• [TASK BRIEF]
Omit the pictures, please, and give each record below again exactly.
┌──
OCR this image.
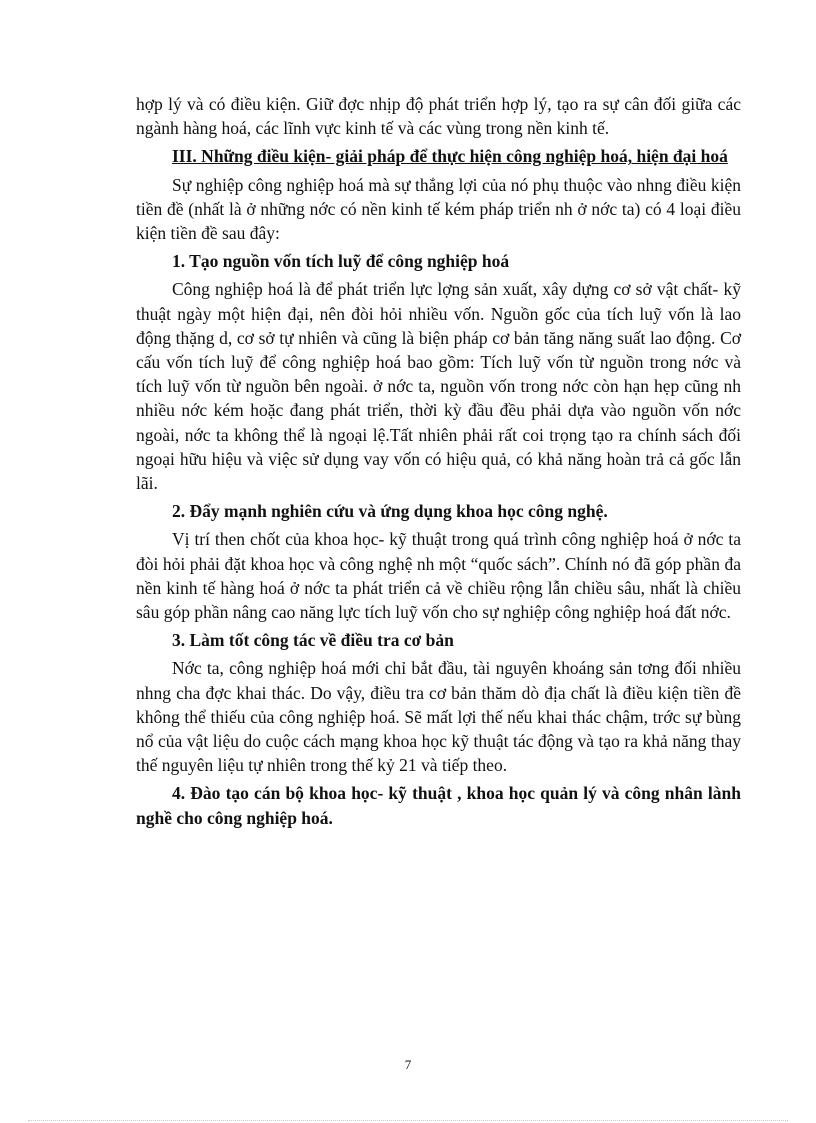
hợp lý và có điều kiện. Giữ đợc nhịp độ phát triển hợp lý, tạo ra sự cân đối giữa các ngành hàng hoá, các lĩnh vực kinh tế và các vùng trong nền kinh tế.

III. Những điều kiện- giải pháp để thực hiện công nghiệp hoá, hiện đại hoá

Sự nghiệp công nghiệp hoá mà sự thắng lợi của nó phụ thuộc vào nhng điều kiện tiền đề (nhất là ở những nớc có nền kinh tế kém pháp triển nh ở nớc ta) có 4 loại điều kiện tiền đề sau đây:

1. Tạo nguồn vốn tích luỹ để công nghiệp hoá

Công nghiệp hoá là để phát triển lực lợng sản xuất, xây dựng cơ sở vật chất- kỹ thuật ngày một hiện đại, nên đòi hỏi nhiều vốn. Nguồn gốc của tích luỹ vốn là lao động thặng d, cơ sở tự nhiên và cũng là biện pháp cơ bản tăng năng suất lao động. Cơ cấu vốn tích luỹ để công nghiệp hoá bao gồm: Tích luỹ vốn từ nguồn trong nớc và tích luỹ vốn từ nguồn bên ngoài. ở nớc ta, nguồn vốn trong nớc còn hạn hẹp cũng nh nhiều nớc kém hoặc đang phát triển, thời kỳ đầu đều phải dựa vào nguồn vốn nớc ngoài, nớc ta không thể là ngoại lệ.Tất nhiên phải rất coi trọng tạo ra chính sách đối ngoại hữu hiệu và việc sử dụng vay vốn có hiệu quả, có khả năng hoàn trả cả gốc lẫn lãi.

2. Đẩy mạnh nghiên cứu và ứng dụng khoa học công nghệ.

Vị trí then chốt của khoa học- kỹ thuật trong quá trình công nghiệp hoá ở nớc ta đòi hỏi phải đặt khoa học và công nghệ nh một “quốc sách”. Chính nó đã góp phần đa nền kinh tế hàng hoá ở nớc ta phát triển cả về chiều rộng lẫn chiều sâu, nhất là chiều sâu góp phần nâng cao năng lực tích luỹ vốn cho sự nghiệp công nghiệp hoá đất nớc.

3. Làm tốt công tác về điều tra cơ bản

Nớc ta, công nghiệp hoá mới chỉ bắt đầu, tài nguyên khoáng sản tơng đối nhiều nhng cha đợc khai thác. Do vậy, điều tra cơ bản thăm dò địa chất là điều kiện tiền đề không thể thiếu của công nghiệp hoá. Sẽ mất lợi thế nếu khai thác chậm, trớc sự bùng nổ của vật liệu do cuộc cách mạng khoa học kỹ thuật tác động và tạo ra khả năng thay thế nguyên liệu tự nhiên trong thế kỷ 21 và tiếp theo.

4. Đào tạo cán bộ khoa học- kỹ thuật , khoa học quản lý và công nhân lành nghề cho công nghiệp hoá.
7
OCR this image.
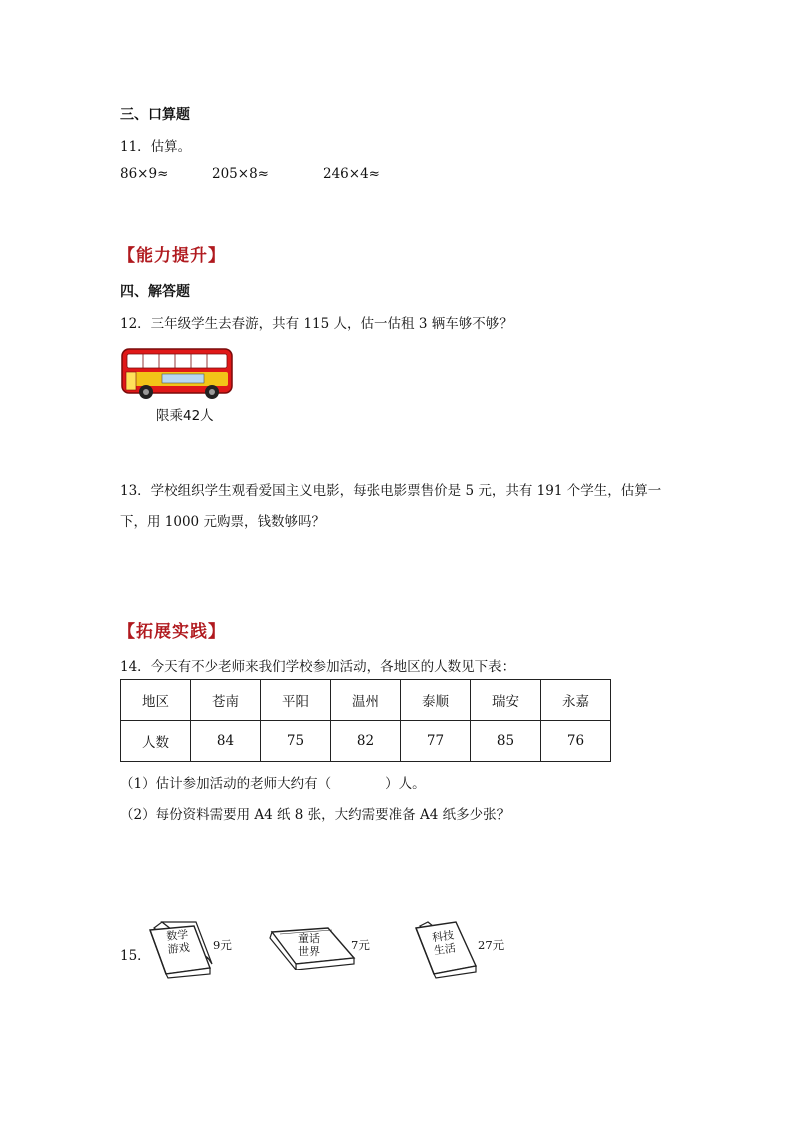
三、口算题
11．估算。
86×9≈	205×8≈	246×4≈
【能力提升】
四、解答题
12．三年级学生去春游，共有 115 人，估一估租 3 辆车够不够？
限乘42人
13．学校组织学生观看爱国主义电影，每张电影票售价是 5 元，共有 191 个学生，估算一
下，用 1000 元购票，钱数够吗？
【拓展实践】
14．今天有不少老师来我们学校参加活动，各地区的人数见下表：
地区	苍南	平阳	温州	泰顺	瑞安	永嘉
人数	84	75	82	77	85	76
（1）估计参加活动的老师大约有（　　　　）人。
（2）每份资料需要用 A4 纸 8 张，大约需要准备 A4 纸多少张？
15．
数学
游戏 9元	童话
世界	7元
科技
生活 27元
└──
• [ANSWER TO THE PROBLEM]
OCR this image.
hợp lý và có điều kiện. Giữ đợc nhịp độ phát triển hợp lý, tạo ra sự cân đối giữa các ngành hàng hoá, các lĩnh vực kinh tế và các vùng trong nền kinh tế.

III. Những điều kiện- giải pháp để thực hiện công nghiệp hoá, hiện đại hoá

Sự nghiệp công nghiệp hoá mà sự thắng lợi của nó phụ thuộc vào nhng điều kiện tiền đề (nhất là ở những nớc có nền kinh tế kém pháp triển nh ở nớc ta) có 4 loại điều kiện tiền đề sau đây:

1. Tạo nguồn vốn tích luỹ để công nghiệp hoá

Công nghiệp hoá là để phát triển lực lợng sản xuất, xây dựng cơ sở vật chất- kỹ thuật ngày một hiện đại, nên đòi hỏi nhiều vốn. Nguồn gốc của tích luỹ vốn là lao động thặng d, cơ sở tự nhiên và cũng là biện pháp cơ bản tăng năng suất lao động. Cơ cấu vốn tích luỹ để công nghiệp hoá bao gồm: Tích luỹ vốn từ nguồn trong nớc và tích luỹ vốn từ nguồn bên ngoài. ở nớc ta, nguồn vốn trong nớc còn hạn hẹp cũng nh nhiều nớc kém hoặc đang phát triển, thời kỳ đầu đều phải dựa vào nguồn vốn nớc ngoài, nớc ta không thể là ngoại lệ.Tất nhiên phải rất coi trọng tạo ra chính sách đối ngoại hữu hiệu và việc sử dụng vay vốn có hiệu quả, có khả năng hoàn trả cả gốc lẫn lãi.

2. Đẩy mạnh nghiên cứu và ứng dụng khoa học công nghệ.

Vị trí then chốt của khoa học- kỹ thuật trong quá trình công nghiệp hoá ở nớc ta đòi hỏi phải đặt khoa học và công nghệ nh một “quốc sách”. Chính nó đã góp phần đa nền kinh tế hàng hoá ở nớc ta phát triển cả về chiều rộng lẫn chiều sâu, nhất là chiều sâu góp phần nâng cao năng lực tích luỹ vốn cho sự nghiệp công nghiệp hoá đất nớc.

3. Làm tốt công tác về điều tra cơ bản

Nớc ta, công nghiệp hoá mới chỉ bắt đầu, tài nguyên khoáng sản tơng đối nhiều nhng cha đợc khai thác. Do vậy, điều tra cơ bản thăm dò địa chất là điều kiện tiền đề không thể thiếu của công nghiệp hoá. Sẽ mất lợi thế nếu khai thác chậm, trớc sự bùng nổ của vật liệu do cuộc cách mạng khoa học kỹ thuật tác động và tạo ra khả năng thay thế nguyên liệu tự nhiên trong thế kỷ 21 và tiếp theo.

4. Đào tạo cán bộ khoa học- kỹ thuật , khoa học quản lý và công nhân lành nghề cho công nghiệp hoá.
7
OCR this image.
三、口算题
11．估算。
86×9≈	205×8≈	246×4≈
【能力提升】
四、解答题
12．三年级学生去春游，共有 115 人，估一估租 3 辆车够不够？
限乘42人
13．学校组织学生观看爱国主义电影，每张电影票售价是 5 元，共有 191 个学生，估算一
下，用 1000 元购票，钱数够吗？
【拓展实践】
14．今天有不少老师来我们学校参加活动，各地区的人数见下表：
地区	苍南	平阳	温州	泰顺	瑞安	永嘉
人数	84	75	82	77	85	76
（1）估计参加活动的老师大约有（　　　　）人。
（2）每份资料需要用 A4 纸 8 张，大约需要准备 A4 纸多少张？
15．
数学
游戏 9元	童话
世界	7元
科技
生活 27元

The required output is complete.